(Figure content listings)
┄┄┄┄┄┄┄┄┄┄┄┄┄┄┄┄┄┄┄┄
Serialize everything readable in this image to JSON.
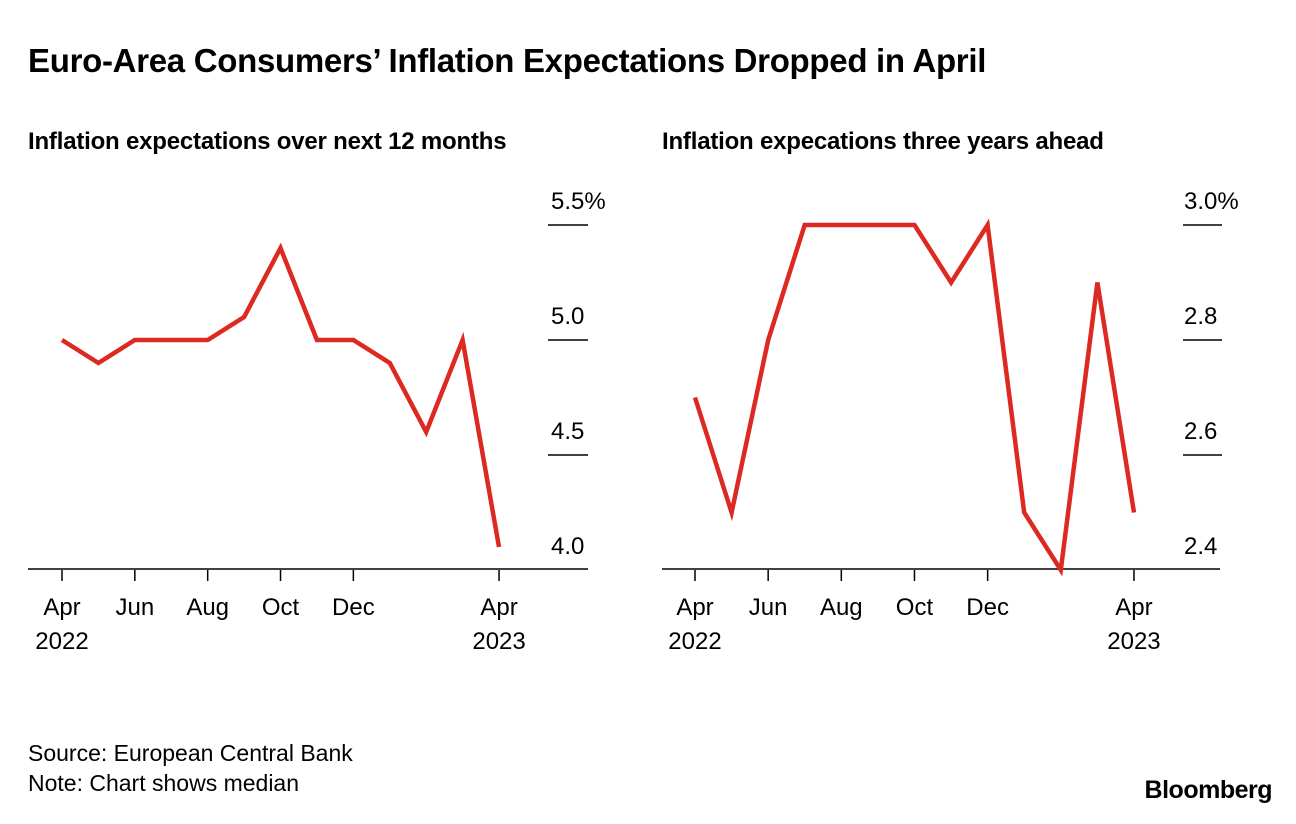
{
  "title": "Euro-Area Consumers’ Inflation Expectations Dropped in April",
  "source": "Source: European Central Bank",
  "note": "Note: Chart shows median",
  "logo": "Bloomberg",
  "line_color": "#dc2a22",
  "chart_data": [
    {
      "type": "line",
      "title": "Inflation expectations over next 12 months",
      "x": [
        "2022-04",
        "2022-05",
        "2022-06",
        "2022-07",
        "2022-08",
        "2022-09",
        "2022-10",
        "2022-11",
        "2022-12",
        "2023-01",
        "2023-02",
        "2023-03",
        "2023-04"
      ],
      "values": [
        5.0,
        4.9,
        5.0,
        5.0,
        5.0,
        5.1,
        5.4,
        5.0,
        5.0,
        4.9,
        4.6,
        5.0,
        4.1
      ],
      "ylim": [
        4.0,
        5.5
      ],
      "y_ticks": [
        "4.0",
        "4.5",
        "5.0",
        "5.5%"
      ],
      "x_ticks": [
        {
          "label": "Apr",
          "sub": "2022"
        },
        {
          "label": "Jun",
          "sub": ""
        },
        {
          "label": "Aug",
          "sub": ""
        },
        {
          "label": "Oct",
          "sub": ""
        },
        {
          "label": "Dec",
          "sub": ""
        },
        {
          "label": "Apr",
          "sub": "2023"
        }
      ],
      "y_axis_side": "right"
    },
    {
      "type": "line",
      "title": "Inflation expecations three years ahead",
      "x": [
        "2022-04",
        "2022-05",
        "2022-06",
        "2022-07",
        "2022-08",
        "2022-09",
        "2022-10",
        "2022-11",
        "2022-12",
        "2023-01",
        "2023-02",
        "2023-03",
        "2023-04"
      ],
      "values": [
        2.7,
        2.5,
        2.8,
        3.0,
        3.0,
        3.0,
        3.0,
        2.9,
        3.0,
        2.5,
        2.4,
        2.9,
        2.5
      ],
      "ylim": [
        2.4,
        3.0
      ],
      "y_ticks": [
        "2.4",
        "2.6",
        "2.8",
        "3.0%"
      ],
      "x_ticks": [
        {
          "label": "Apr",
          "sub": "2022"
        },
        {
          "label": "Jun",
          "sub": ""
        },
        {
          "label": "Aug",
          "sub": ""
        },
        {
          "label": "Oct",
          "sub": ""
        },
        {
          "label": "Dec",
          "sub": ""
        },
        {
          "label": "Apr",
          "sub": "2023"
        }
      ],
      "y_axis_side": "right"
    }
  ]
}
┄┄┄┄┄┄┄┄┄┄┄┄┄┄┄┄┄┄┄┄
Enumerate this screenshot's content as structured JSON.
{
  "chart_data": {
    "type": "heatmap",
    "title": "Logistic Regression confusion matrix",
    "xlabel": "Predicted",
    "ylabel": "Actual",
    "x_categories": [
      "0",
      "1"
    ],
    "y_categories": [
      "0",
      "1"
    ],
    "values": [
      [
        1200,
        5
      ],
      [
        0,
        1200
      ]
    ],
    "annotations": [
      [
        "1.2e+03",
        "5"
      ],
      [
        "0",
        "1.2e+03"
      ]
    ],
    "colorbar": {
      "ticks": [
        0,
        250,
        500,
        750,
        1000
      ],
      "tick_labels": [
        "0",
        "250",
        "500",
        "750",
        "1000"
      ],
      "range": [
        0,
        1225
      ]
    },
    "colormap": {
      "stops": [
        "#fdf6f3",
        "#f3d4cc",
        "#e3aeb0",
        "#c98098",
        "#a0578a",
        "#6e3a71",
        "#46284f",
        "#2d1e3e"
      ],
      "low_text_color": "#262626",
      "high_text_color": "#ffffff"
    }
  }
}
┄┄┄┄┄┄┄┄┄┄┄┄┄┄┄┄┄┄┄┄
**Written task**
Give every line of the material that includes the string "JSON".

**Answer**
Serialize everything readable in this image to JSON.
Enumerate this screenshot's content as structured JSON.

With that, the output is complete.